* Exercise aim
Copy, in full, each line of the material that holds the word "structured".

[Extracts from a graphics dataset]

--*--

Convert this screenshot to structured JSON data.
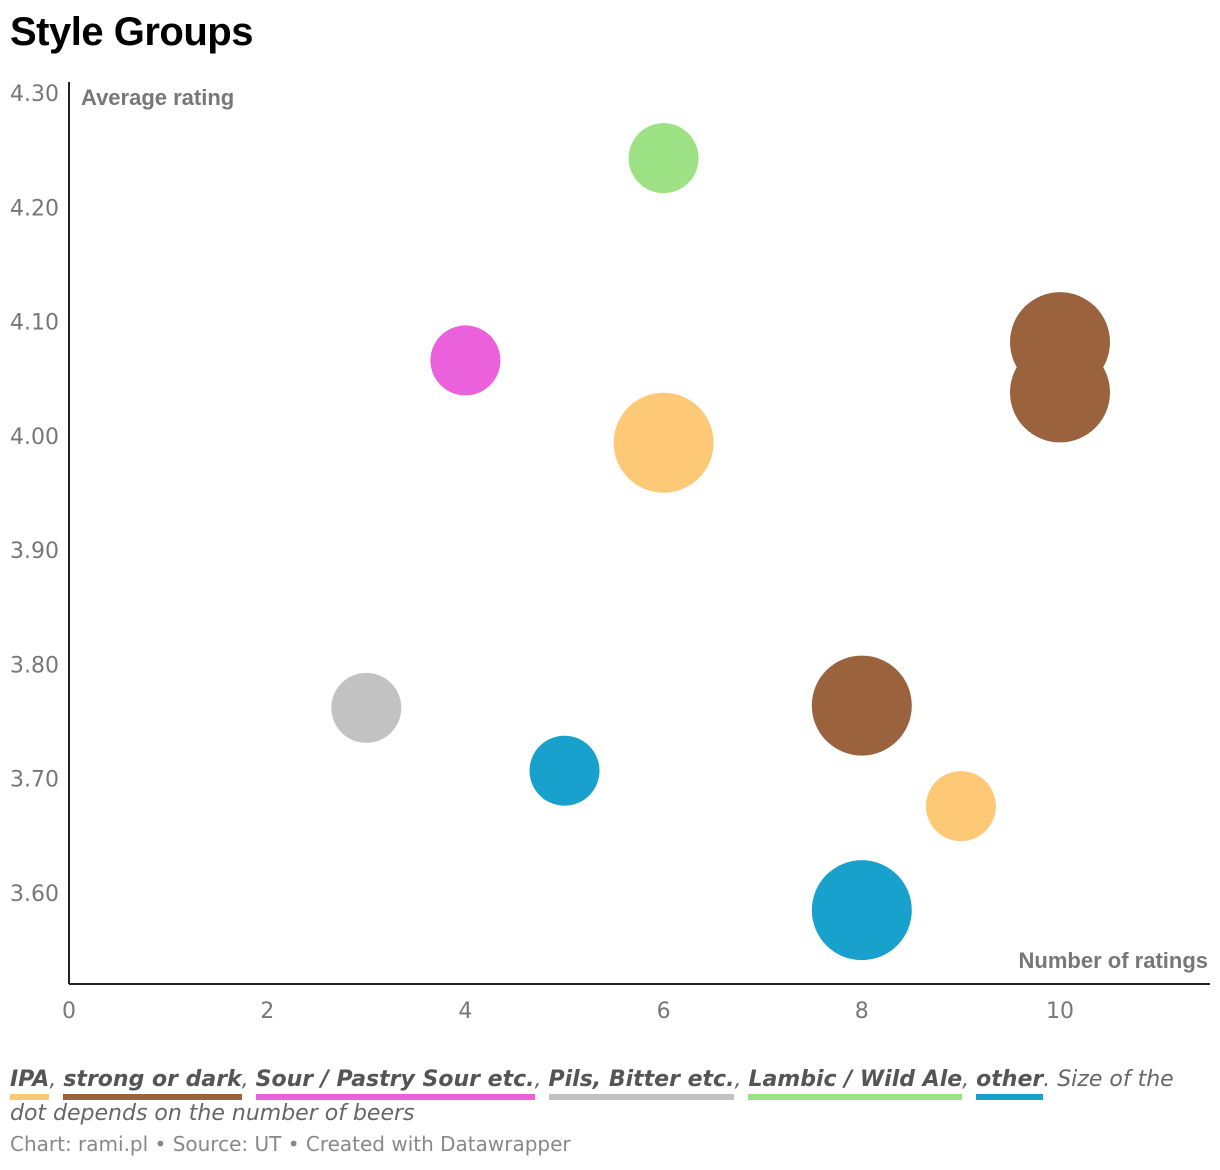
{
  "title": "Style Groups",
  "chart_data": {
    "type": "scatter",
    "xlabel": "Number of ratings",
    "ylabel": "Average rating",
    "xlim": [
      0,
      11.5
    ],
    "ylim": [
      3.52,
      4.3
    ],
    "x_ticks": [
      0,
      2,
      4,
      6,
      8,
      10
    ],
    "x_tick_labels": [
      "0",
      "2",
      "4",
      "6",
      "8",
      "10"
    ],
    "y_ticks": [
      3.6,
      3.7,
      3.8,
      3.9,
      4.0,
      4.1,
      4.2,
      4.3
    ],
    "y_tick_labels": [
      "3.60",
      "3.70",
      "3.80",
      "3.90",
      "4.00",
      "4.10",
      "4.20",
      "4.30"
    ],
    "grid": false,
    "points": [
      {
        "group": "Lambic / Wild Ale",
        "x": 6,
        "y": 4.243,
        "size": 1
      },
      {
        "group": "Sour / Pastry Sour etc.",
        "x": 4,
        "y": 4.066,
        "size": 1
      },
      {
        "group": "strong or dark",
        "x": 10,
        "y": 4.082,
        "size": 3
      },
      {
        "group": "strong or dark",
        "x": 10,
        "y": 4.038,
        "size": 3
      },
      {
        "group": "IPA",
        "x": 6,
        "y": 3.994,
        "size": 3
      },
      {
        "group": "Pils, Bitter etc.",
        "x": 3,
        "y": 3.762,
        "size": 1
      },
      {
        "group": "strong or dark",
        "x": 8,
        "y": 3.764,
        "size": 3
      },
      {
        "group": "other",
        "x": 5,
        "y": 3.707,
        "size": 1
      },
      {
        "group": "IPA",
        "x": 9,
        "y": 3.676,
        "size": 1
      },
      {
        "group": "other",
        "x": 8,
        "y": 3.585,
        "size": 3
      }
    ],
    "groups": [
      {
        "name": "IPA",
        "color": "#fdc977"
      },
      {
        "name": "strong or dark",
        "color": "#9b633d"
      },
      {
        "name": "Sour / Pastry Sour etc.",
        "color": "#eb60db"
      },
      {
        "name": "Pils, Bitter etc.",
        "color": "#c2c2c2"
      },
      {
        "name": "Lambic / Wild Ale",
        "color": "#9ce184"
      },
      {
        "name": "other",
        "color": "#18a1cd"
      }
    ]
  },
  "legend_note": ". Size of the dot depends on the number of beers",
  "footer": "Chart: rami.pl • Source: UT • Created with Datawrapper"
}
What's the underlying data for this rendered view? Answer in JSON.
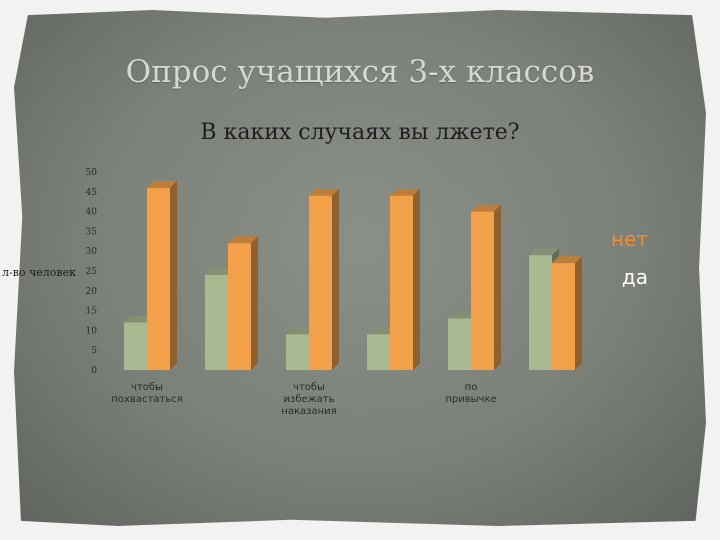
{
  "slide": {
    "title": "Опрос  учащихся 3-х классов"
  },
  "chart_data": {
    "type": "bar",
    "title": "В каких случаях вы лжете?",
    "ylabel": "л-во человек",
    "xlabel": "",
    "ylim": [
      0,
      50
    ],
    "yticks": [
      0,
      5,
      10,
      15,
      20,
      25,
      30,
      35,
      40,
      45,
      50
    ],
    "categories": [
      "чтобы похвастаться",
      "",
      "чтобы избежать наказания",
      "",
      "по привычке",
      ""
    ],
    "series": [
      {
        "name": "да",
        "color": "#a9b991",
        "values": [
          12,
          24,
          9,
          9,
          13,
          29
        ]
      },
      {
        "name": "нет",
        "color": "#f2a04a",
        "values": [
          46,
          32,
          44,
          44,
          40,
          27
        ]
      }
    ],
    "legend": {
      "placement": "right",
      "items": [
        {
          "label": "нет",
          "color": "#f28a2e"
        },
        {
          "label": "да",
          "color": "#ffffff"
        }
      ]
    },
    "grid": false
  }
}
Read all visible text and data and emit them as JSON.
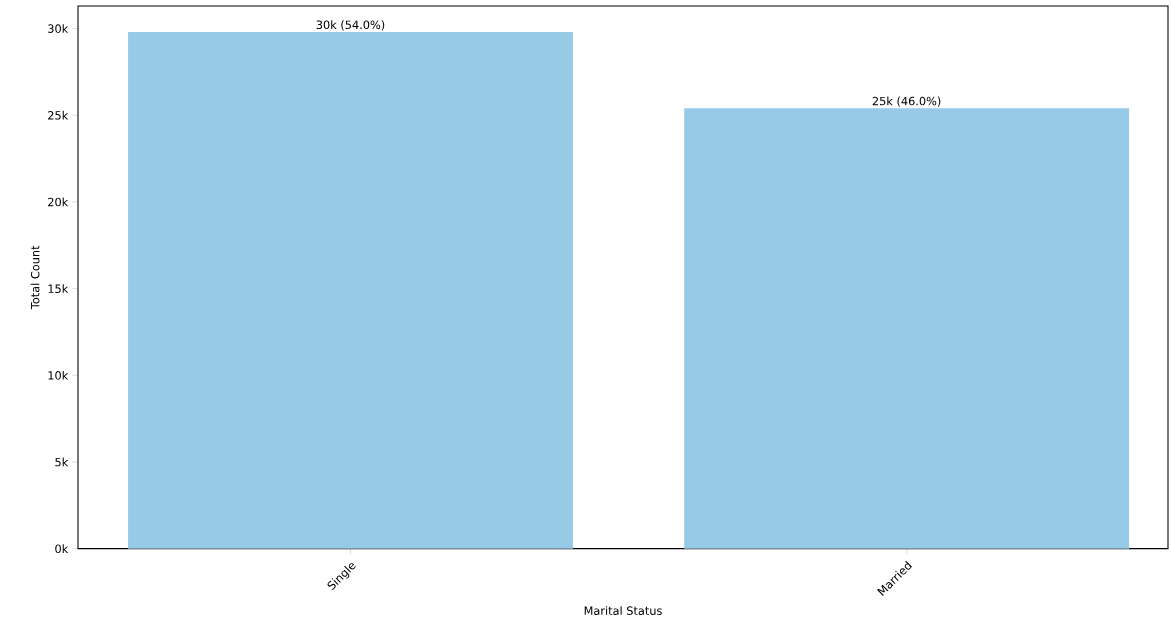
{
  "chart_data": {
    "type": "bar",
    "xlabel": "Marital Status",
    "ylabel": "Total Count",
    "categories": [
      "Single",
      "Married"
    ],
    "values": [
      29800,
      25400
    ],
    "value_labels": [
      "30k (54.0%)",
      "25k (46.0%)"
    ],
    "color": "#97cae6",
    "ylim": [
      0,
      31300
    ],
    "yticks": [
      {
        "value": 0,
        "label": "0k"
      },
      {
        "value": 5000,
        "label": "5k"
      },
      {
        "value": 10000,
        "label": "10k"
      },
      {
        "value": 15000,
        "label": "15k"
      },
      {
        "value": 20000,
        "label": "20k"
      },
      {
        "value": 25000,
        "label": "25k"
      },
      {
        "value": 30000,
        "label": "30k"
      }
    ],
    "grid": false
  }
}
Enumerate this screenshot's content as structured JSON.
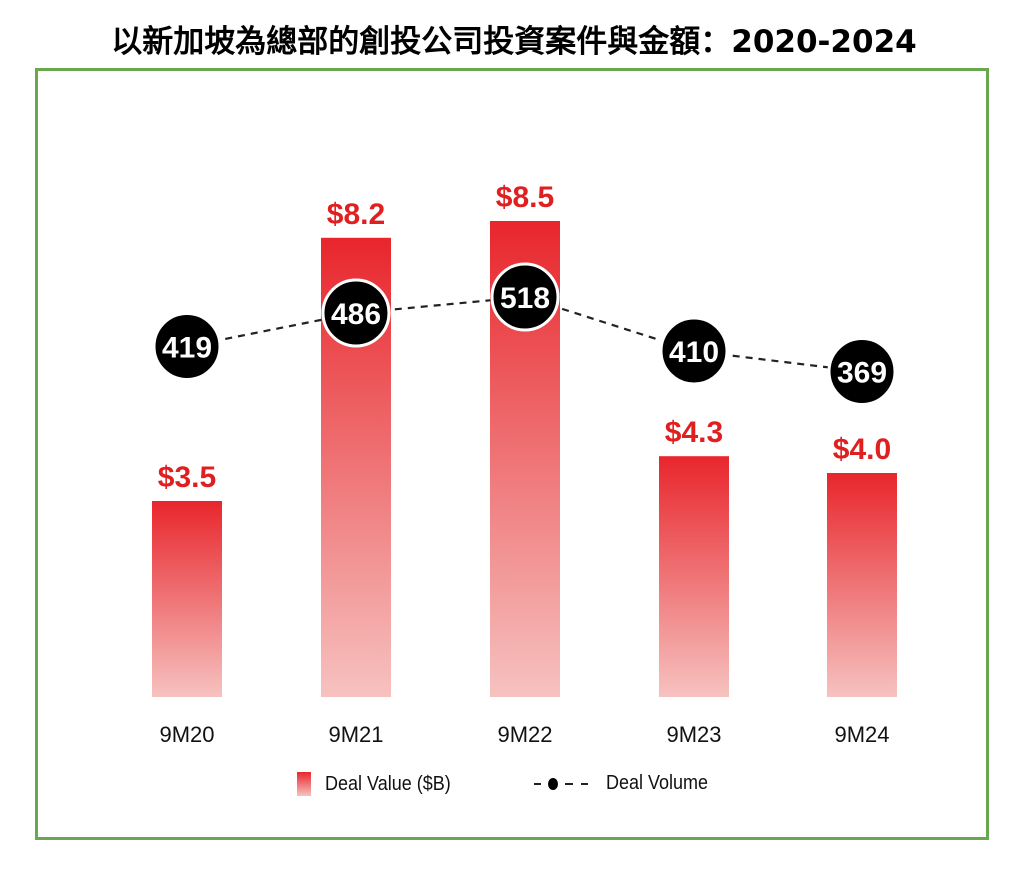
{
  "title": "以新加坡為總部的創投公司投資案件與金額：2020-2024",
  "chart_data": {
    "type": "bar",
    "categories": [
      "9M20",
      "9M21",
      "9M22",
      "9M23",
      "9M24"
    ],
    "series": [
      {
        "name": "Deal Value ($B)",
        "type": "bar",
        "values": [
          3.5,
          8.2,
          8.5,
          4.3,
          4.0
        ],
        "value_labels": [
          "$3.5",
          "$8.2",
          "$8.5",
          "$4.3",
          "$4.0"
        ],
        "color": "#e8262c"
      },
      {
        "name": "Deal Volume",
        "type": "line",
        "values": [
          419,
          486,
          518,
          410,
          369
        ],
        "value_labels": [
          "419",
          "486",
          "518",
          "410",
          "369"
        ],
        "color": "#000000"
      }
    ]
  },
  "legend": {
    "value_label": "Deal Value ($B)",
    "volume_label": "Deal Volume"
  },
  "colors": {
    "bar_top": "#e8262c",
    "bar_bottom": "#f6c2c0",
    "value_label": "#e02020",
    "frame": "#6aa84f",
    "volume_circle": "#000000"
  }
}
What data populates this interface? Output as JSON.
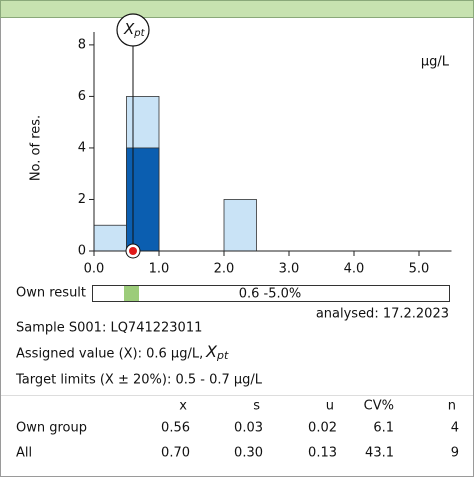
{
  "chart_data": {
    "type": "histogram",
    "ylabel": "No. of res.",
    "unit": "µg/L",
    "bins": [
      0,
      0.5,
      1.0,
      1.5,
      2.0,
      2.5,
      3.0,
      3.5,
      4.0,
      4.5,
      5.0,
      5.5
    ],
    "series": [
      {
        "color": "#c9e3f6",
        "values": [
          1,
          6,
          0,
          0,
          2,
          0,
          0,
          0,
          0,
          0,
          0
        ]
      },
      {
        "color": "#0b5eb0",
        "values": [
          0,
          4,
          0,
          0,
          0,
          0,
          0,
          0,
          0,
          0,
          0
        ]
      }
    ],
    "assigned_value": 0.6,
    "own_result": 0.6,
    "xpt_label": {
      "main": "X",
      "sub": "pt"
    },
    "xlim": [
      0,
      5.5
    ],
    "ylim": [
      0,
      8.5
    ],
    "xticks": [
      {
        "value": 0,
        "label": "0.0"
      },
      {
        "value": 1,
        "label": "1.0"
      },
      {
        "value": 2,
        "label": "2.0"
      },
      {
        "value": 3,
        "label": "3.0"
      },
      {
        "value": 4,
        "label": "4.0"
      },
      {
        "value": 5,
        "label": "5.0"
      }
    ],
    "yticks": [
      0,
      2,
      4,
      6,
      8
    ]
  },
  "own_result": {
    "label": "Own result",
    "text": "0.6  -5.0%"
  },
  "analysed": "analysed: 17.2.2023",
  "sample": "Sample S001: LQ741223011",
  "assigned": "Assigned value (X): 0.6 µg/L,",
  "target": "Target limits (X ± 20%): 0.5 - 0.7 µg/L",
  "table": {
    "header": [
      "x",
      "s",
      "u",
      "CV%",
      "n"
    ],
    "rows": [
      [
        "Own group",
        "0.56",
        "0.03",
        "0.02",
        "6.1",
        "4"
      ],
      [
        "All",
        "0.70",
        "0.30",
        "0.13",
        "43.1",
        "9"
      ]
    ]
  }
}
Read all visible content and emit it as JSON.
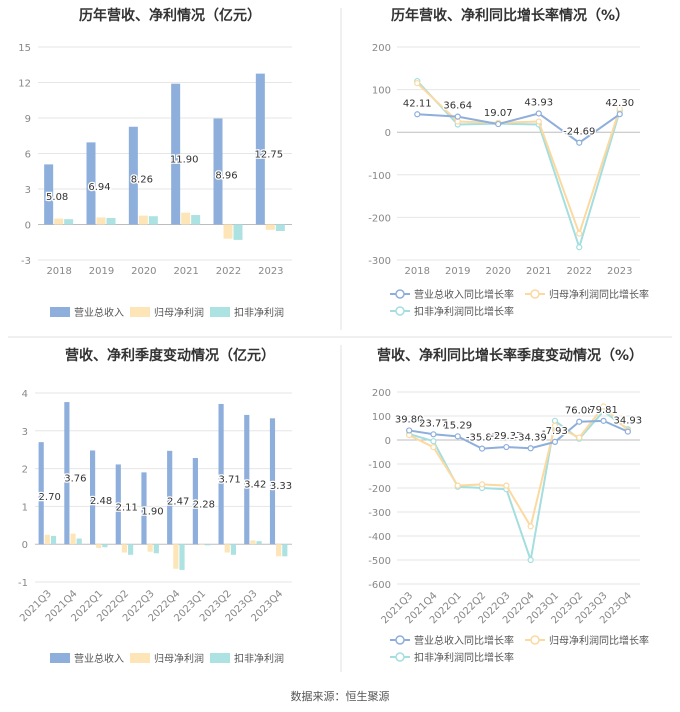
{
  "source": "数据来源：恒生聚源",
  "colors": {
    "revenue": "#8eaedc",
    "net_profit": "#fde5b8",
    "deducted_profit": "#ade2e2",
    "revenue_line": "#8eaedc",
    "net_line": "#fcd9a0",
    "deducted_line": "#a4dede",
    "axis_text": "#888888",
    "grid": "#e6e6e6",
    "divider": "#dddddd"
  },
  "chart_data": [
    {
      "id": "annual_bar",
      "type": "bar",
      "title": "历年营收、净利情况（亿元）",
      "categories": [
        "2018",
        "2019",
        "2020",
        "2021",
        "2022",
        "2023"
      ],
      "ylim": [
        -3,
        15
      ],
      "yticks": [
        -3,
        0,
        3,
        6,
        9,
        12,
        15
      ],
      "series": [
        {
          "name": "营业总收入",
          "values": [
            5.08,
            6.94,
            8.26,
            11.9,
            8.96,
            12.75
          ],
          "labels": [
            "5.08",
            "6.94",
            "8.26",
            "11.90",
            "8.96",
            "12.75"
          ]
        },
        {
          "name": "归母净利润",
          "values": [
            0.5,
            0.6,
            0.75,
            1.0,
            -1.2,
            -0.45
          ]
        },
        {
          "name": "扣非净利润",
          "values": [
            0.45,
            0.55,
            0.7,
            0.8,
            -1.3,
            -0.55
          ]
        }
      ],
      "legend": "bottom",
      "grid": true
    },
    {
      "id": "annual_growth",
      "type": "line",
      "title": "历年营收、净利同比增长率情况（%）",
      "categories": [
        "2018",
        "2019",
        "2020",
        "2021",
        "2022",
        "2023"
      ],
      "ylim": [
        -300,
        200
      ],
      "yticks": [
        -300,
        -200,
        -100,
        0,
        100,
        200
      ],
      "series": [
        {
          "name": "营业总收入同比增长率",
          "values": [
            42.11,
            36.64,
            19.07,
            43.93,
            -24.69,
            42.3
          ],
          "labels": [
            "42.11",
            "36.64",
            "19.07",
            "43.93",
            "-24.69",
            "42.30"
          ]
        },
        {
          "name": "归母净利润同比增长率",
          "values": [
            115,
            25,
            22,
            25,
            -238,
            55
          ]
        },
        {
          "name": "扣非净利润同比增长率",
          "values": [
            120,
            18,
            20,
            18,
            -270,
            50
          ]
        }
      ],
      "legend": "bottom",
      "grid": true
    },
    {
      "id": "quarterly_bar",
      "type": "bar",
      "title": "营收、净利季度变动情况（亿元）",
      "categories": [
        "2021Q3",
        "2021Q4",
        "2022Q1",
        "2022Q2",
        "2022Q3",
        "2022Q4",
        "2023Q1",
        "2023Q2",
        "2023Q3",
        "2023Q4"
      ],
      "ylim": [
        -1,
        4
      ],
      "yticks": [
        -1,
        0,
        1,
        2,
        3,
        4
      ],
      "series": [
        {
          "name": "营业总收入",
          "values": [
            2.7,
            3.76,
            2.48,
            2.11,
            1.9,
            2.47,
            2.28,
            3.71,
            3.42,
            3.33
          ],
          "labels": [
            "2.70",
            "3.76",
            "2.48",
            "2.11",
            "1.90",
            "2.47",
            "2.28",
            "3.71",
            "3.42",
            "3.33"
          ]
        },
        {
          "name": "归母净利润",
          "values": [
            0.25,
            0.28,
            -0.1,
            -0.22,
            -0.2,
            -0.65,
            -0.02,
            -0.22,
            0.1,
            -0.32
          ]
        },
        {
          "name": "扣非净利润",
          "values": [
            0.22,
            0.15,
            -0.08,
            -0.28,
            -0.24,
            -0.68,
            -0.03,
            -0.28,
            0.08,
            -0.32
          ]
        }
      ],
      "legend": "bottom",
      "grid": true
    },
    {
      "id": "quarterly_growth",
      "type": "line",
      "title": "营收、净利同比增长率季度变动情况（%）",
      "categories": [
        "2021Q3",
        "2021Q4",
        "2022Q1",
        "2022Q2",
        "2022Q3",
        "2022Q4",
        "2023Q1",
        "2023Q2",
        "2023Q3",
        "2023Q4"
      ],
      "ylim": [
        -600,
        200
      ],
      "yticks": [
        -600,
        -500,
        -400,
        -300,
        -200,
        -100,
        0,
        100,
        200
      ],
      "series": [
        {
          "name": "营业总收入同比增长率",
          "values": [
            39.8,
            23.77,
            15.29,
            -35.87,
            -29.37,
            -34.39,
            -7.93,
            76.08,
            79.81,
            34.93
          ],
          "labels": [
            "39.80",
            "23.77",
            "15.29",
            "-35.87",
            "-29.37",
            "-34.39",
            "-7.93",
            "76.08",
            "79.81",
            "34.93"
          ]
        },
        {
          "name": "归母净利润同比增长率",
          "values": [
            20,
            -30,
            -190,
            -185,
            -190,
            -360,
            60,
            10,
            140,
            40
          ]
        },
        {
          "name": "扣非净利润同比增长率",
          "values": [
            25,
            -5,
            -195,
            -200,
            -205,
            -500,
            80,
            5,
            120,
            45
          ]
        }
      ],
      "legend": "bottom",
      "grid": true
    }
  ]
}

--*--

* Answer
Convert this screenshot to structured JSON data.
Enumerate this screenshot's content as structured JSON.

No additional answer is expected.